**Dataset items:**

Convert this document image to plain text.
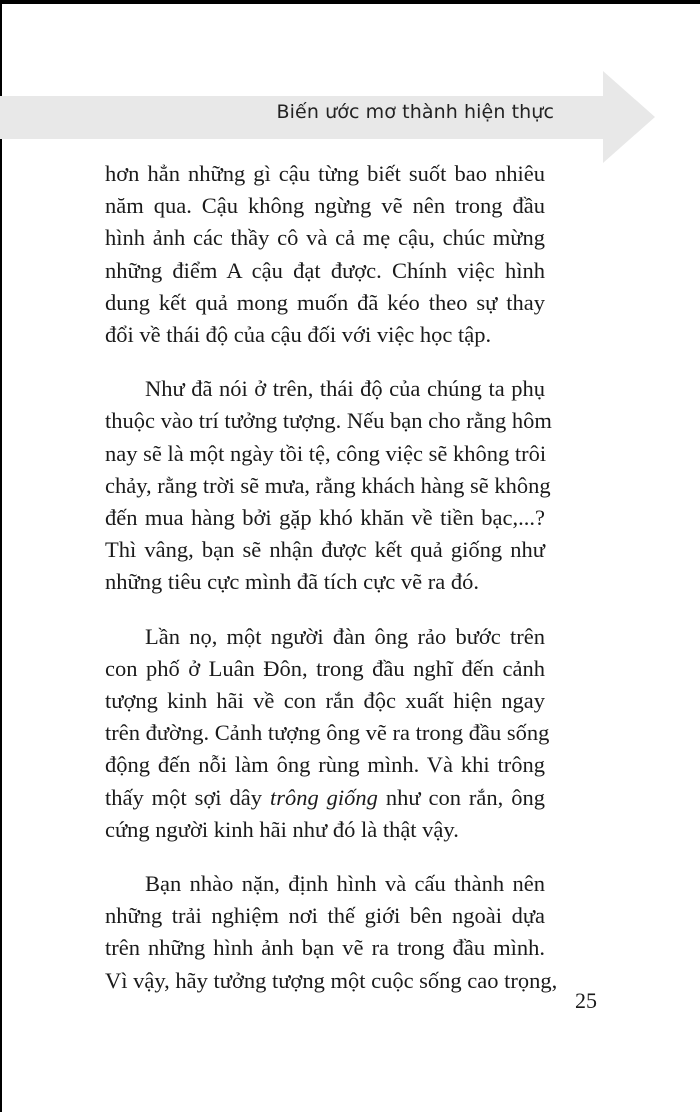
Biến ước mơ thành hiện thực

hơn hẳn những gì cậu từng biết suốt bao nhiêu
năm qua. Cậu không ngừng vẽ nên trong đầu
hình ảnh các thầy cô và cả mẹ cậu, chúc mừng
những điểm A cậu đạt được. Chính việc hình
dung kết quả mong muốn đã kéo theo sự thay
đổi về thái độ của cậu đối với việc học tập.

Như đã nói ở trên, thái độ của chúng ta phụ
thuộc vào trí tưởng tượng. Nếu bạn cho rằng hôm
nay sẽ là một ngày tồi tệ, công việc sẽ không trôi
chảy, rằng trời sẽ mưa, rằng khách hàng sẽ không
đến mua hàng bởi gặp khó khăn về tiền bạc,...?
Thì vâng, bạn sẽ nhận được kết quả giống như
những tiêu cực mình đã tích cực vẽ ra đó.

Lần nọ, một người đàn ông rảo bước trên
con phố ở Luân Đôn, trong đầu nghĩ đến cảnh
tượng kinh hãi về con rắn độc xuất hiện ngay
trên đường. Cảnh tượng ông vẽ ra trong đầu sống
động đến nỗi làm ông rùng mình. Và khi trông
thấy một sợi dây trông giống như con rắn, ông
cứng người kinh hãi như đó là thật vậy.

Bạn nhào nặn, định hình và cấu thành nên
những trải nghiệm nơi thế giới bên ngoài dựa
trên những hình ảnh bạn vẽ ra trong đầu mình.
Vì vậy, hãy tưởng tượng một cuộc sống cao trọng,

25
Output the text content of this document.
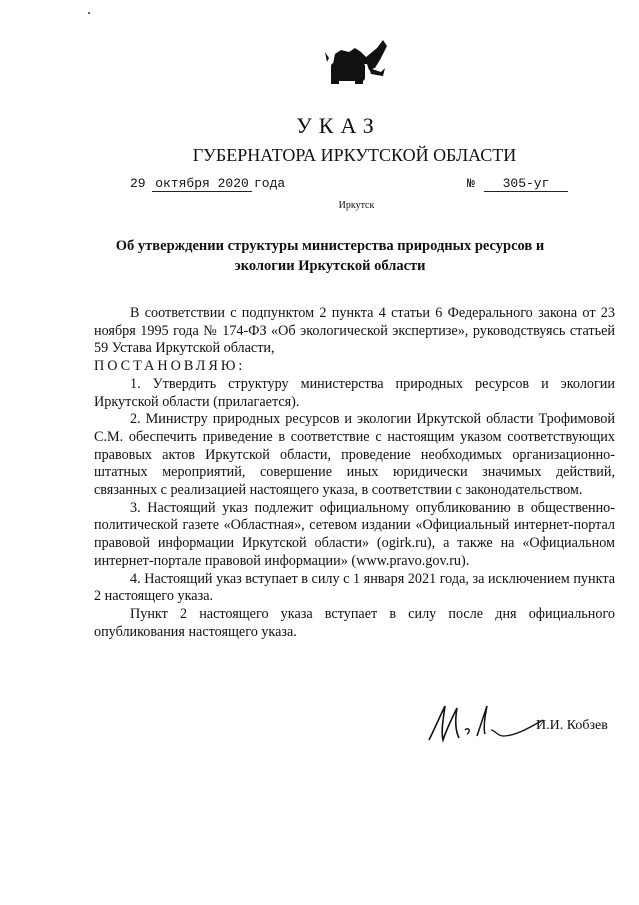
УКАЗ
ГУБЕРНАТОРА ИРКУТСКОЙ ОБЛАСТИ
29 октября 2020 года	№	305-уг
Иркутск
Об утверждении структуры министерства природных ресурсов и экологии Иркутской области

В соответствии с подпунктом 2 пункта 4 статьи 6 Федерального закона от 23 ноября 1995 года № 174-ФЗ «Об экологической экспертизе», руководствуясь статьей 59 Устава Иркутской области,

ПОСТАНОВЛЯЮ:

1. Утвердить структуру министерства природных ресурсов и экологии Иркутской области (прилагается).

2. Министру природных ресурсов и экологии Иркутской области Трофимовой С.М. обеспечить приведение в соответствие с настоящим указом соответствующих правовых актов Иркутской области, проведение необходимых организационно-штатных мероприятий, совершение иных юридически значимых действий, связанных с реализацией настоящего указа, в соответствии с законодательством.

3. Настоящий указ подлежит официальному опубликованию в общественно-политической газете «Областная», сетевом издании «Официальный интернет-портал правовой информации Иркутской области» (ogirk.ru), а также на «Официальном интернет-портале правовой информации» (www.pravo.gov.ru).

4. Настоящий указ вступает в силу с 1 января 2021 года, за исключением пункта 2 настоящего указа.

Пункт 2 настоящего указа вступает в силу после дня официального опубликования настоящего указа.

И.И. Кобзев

**Your instructions:** Each line that holds the word "министерства" should be extracted from the records.

**Exercise solution:**
Об утверждении структуры министерства природных ресурсов и экологии Иркутской области
1. Утвердить структуру министерства природных ресурсов и экологии Иркутской области (прилагается).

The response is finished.